## Start PROVIDED DATA

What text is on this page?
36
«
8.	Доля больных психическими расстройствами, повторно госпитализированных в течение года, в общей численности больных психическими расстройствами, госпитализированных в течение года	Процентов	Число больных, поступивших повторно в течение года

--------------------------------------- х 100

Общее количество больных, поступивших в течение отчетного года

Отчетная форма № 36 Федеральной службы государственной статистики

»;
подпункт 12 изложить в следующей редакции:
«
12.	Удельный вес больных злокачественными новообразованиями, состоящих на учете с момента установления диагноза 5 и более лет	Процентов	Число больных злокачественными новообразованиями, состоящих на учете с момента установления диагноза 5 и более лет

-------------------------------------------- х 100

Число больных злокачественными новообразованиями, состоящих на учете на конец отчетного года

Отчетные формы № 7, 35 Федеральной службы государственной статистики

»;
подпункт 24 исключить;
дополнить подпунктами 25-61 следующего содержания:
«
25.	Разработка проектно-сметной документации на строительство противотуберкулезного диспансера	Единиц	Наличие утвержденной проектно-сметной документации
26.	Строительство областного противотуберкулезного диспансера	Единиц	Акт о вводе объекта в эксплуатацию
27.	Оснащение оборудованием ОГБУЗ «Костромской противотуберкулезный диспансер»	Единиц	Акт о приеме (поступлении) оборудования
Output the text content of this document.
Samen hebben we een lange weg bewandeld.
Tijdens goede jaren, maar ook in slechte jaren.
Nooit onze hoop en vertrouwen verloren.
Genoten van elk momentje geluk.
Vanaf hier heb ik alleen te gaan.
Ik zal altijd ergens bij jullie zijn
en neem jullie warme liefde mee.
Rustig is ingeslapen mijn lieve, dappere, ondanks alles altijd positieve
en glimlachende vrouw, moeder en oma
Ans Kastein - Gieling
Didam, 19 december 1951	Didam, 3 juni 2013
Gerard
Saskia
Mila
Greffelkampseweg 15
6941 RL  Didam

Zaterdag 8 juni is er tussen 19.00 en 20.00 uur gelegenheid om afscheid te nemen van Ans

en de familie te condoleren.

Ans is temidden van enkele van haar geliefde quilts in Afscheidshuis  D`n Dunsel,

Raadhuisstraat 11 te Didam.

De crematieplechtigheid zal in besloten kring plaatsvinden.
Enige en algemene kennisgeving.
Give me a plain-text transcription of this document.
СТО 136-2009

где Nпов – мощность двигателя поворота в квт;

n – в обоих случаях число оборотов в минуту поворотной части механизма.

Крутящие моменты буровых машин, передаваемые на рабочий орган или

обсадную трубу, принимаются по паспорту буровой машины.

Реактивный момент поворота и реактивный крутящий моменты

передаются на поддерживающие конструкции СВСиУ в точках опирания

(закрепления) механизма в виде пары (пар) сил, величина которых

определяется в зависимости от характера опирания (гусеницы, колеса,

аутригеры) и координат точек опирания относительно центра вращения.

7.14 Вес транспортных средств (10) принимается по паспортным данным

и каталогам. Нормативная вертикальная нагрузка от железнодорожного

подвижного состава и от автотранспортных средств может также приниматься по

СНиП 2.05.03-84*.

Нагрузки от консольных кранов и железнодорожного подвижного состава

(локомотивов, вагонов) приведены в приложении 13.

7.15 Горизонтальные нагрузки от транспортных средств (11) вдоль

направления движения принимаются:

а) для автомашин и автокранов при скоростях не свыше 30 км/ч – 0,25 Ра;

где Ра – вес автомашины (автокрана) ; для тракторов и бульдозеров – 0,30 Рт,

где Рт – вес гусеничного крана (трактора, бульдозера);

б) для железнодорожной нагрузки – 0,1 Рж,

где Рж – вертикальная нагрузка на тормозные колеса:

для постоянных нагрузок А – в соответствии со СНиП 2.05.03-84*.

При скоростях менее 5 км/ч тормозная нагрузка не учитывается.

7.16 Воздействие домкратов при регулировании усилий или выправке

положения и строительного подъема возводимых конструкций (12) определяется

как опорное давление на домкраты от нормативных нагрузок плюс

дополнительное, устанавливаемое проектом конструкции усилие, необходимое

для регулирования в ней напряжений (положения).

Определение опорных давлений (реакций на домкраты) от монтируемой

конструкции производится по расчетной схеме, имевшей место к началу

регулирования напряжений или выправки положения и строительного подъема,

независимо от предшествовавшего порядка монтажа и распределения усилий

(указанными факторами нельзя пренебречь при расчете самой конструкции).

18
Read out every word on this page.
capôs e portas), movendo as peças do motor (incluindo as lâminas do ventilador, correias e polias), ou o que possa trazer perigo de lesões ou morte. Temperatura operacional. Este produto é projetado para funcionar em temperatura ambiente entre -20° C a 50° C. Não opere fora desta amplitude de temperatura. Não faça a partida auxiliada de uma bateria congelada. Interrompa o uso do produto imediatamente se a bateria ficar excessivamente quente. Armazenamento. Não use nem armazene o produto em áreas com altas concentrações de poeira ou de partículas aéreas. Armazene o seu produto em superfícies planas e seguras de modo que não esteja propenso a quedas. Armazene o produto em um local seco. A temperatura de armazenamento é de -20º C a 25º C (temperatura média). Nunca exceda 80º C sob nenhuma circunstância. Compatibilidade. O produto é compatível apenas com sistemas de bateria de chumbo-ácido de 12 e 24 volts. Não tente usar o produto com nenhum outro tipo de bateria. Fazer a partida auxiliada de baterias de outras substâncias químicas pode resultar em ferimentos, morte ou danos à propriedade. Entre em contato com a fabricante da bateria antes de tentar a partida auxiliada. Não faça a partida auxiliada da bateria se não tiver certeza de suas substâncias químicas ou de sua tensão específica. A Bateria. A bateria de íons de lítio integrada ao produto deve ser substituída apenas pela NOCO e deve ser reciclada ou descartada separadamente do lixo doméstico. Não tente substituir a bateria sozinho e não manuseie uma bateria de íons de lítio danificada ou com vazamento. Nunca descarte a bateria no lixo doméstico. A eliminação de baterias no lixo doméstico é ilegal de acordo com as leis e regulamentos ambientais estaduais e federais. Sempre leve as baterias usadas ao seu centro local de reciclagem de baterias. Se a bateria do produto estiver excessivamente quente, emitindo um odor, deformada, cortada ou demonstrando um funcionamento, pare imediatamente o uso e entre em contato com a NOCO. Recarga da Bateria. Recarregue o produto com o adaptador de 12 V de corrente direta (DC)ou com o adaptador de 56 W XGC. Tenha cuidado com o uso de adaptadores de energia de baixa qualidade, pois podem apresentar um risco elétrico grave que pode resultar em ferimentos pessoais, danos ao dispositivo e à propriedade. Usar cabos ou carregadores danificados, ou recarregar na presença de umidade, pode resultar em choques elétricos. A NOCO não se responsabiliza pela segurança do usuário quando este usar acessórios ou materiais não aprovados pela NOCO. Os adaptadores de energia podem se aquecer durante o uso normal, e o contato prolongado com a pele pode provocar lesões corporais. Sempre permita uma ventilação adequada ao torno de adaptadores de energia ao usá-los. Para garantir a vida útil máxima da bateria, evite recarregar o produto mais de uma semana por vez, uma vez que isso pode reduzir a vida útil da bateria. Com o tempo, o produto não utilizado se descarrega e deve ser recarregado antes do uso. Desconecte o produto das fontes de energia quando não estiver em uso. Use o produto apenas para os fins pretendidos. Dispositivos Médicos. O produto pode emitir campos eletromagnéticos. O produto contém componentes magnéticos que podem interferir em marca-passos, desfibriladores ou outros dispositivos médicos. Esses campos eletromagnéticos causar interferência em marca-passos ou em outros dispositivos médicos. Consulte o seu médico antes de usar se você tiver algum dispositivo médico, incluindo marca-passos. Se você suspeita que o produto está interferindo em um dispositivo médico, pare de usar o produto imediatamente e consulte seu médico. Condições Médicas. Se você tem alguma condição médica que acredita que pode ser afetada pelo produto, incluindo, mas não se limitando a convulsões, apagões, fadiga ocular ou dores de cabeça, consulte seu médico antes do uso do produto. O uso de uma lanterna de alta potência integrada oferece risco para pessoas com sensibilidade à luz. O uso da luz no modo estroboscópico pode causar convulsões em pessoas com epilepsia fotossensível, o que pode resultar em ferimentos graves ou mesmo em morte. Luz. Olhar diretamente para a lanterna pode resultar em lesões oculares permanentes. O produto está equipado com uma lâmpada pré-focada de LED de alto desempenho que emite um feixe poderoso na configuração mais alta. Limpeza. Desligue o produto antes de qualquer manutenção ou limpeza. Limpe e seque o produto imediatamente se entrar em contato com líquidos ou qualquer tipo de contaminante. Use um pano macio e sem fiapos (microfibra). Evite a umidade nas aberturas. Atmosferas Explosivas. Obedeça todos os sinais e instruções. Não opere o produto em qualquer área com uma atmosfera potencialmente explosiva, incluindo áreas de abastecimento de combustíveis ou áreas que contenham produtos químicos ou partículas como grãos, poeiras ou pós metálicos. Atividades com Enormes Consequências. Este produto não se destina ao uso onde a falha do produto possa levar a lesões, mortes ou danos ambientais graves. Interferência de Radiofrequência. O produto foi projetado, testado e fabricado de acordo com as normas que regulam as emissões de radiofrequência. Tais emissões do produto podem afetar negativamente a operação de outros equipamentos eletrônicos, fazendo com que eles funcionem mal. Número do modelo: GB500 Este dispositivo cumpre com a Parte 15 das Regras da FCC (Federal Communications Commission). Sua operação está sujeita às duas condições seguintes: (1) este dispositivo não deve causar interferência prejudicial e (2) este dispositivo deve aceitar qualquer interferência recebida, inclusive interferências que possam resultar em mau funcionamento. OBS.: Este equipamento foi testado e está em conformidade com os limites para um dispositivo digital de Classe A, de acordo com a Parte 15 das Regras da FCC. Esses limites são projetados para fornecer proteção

## End PROVIDED DATA

## REQUIREMENT
Each line that has the word "altijd" should be copied.

## WORKED SOLUTION
Ik zal altijd ergens bij jullie zijn
Rustig is ingeslapen mijn lieve, dappere, ondanks alles altijd positieve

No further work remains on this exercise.